What to do: Search the material below for the string "пунктами" and list each line that holds it.

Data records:
^^^^^^^^^^^^^^^^

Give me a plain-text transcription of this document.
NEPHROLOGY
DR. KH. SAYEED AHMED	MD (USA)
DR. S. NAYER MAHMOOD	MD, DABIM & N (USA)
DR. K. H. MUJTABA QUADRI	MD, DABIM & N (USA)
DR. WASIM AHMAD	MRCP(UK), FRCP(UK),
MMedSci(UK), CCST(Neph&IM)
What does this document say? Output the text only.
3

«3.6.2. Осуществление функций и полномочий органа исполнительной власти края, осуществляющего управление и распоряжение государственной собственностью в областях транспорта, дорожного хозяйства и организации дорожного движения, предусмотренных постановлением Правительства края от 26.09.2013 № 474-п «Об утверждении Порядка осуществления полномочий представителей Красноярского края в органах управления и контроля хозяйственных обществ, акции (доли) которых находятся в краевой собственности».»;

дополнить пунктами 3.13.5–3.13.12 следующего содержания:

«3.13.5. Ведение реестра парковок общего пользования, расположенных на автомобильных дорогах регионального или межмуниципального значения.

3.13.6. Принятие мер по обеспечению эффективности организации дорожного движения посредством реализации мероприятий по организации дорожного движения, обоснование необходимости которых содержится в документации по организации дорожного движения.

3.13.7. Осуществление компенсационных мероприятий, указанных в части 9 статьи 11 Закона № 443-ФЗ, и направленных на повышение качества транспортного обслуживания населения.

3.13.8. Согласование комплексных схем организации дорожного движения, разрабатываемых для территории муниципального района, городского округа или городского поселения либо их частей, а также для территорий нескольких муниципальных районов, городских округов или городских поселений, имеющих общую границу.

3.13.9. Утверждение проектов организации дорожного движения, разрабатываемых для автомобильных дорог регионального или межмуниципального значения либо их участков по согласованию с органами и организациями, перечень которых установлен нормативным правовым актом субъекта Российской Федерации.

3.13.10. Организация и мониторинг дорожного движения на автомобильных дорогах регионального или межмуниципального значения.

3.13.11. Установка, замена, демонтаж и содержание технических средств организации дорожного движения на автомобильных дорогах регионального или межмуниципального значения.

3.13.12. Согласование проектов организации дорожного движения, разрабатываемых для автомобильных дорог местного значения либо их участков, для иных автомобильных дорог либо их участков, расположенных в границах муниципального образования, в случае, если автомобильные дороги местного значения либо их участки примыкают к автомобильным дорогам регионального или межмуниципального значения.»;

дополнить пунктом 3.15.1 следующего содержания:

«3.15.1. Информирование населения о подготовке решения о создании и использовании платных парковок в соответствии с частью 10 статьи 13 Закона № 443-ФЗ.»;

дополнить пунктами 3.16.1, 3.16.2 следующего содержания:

^^^^^^^^^^^^^^^^

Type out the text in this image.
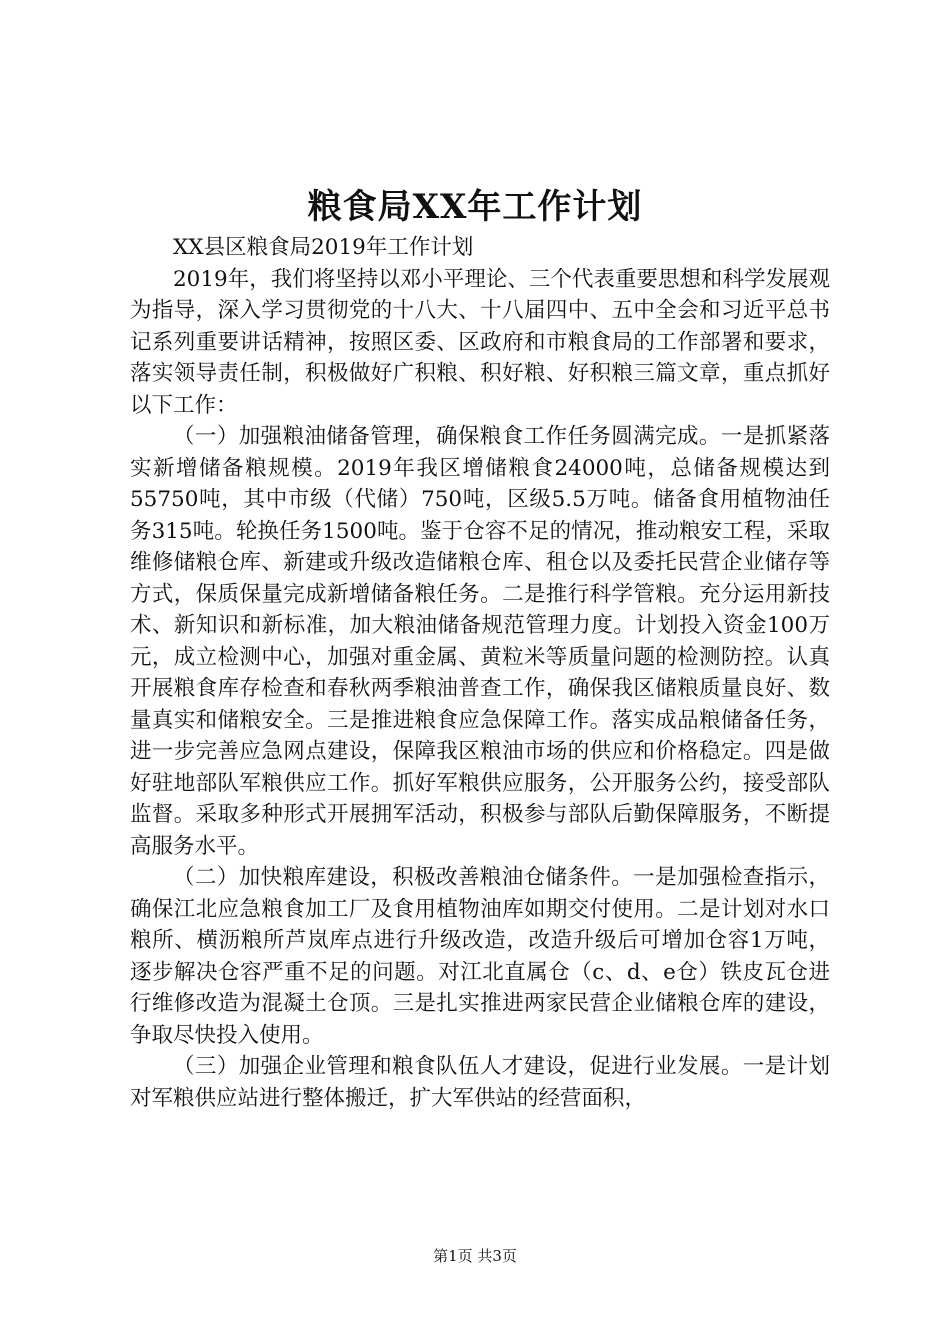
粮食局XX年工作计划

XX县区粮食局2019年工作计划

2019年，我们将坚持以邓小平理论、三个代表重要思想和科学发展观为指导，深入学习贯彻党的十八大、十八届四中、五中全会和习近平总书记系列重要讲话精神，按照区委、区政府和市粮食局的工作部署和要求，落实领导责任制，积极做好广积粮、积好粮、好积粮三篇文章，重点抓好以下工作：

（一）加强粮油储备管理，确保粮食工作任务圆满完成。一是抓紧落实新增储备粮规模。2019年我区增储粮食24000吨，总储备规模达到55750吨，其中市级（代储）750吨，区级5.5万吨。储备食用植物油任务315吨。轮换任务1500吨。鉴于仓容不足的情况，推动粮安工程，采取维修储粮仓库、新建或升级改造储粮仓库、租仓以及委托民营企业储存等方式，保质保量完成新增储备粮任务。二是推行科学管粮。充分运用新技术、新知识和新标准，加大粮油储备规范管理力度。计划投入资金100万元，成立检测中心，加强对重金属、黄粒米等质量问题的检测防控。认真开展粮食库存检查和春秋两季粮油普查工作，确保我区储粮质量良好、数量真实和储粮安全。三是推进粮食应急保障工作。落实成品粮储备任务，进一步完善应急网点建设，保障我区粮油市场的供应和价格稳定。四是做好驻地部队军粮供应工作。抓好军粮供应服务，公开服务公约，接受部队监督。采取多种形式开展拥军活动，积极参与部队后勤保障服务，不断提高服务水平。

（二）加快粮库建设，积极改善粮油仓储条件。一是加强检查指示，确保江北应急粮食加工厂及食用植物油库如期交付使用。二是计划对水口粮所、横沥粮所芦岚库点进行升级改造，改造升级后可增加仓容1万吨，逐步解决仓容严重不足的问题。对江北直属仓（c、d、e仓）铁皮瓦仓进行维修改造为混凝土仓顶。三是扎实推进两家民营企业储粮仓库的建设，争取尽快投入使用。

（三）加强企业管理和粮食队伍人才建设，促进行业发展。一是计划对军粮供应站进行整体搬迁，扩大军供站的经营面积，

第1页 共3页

^^^^^^^^^^^^^^^^

Complete output:
дополнить пунктами 3.13.5–3.13.12 следующего содержания:
дополнить пунктами 3.16.1, 3.16.2 следующего содержания:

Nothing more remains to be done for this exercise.